PROBLEMS AND TASKS:
A. List the components of the automatic cooling loop that Matsuki et al. developed, according to the magnetic fluid passage.
B. Please pick up the magnetic fluid passage after its final sentence and carry it on.

Magnetic fluid is a colloidal suspension consisting of carrier liquid and magnetic nanoparticles. It possesses not only the flow characteristic of common Newtonian fluids, but also the magnetic features similar to those of bulk magnetic materials. Since magnetic fluid exhibits some unique characteristics under the influence of external magnetic fields such as magneto-viscous effect, magneto-thermal effect and magneto-optical effect, it has found many applications in mechanical engineering, bioengineering, and thermal engineering, etc [1-4].

The temperature-sensitive magnetic fluid induces greater research impulses because of its temperature-dependent magnetization feature and thermomagnetic effect [5-7]. Generally, in the presence of an external magnetic field, the temperature-sensitive magnetic fluid experiences a decrease in magnetization as the local temperature increases, which leads to a smaller magnetic force acting on the fluid (due to the magnetization dependence feature of the magnetic force). As the temperature variation in the temperature-sensitive magnetic fluid takes place in the presence of an external magnetic field, a non-equilibrium state in the magnetization of the fluid arises and a thermomagnetic force is produced. As the column of this fluid is exposed to an external magnetic field and temperature field (as shown in Fig. 1), the fluid on the high temperature side produces a lower magnetization than it does on the low temperature side. Therefore, the magnetic force acting on the warmer fluid is smaller than that on the cooler fluid. The result is straightforward: the fluid can be driven by the field-induced thermomagnetic force, which implies that heat energy can be converted into kinetic energy. Furthermore, the thermomagnetic convection can be enhanced when the magnetic field is strengthened or the temperature gradient increases, so that the thermomagnetic convection may be controlled. Some publications can be found on the investigation of different energy conversion devices based on thermomagnetic effect [8-11].

Matsuki et al. [8] developed an automatic cooling loop consisting of an electromagnet, a heat source, a heat sink and a loop-shape tube containing a temperature-sensitive magnetic fluid. The magnetic fluid was exposed to an external magnetic field, and a thermal field kept flowing in the loop without mechanical parts. Since the magnetic fluid has a Curie temperature much higher than the boiling point of the carrier liquid, it is less sensitive to the fluid temperature compared with the magnetic fluid with a relatively low Curie temperature. Love et al. [9] exposed a simple 2-mm-diameter glass tube with a 40-mm-long column of MF to a uniform magnetic field and a thermal field. The temperature-sensitive Mn-Zn ferrite magnetic fluid which has a low Curie temperature was employed as the working fluid. The fluid was observed to move at a speed of 1-2 mm/s. They developed the constitutive thermal, magnetic, and fluid dynamic equations associated with the magnetocaloric pump. Their experimental data agree with their simulations when they used their finite-element model.

MATERIAL PROVIDED:
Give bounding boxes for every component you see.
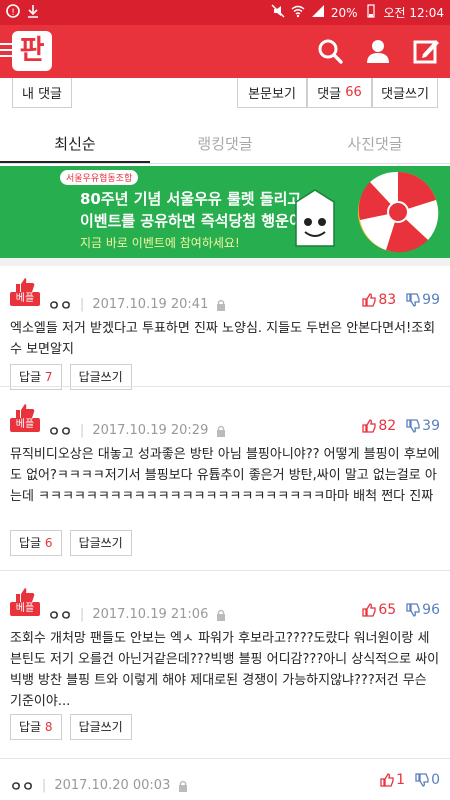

ANSWERS FOR THIS EXERCISE:
A.
- An electromagnet
- A heat source
- A heat sink
- A loop-shape tube containing a temperature-sensitive magnetic fluid

B.
Yamaguchi et al. [10] numerically investigated the performance of an energy conversion device using a temperature-sensitive magnetic fluid, in which the fluid was driven to circulate around a disc as exposed to magnetic and thermal fields. Heat was converted to the kinetic energy of the magnetic fluid and the disc was forced to rotate by the flowing fluid. Fumoto et al. [11] developed an automatic cooling loop consisting of a magnetic fluid, an earth magnet, a heat source, and a heat sink. A circulation flow was maintained inside the loop and the flow rate was measured using an ultrasonic liquid flowmeter. They also examined the relationship between the temperature difference and magnetic energy.

The above investigation efforts indicated the application possibilities of thermomagnetic convection. Since heat can be converted into the kinetic energy of the magnetic fluid, power output can be expected. However, no publication has been found on the power production from the heat, based on the thermomagnetic effect of a temperature-sensitive magnetic fluid.

A newly designed thermomagnetic motor is presented in this paper by introducing an elaborate gearing module into the thermomagnetic convection loop for heat-to-power energy output. The rotation characteristics of the thermomagnetic motor are examined with a digital video camera system. The performance of the rotor, as well as the temperature profiles of the magnetic fluid, is provided for a series of operational conditions. Based on the data, the constitutive thermal, magnetic, and fluid dynamic relationships of the device are discussed. After the experiment, the operation mechanism of the thermomagnetic motor is better understood, the performance of the device is improved, and the reliability of the device is promoted for different application purposes.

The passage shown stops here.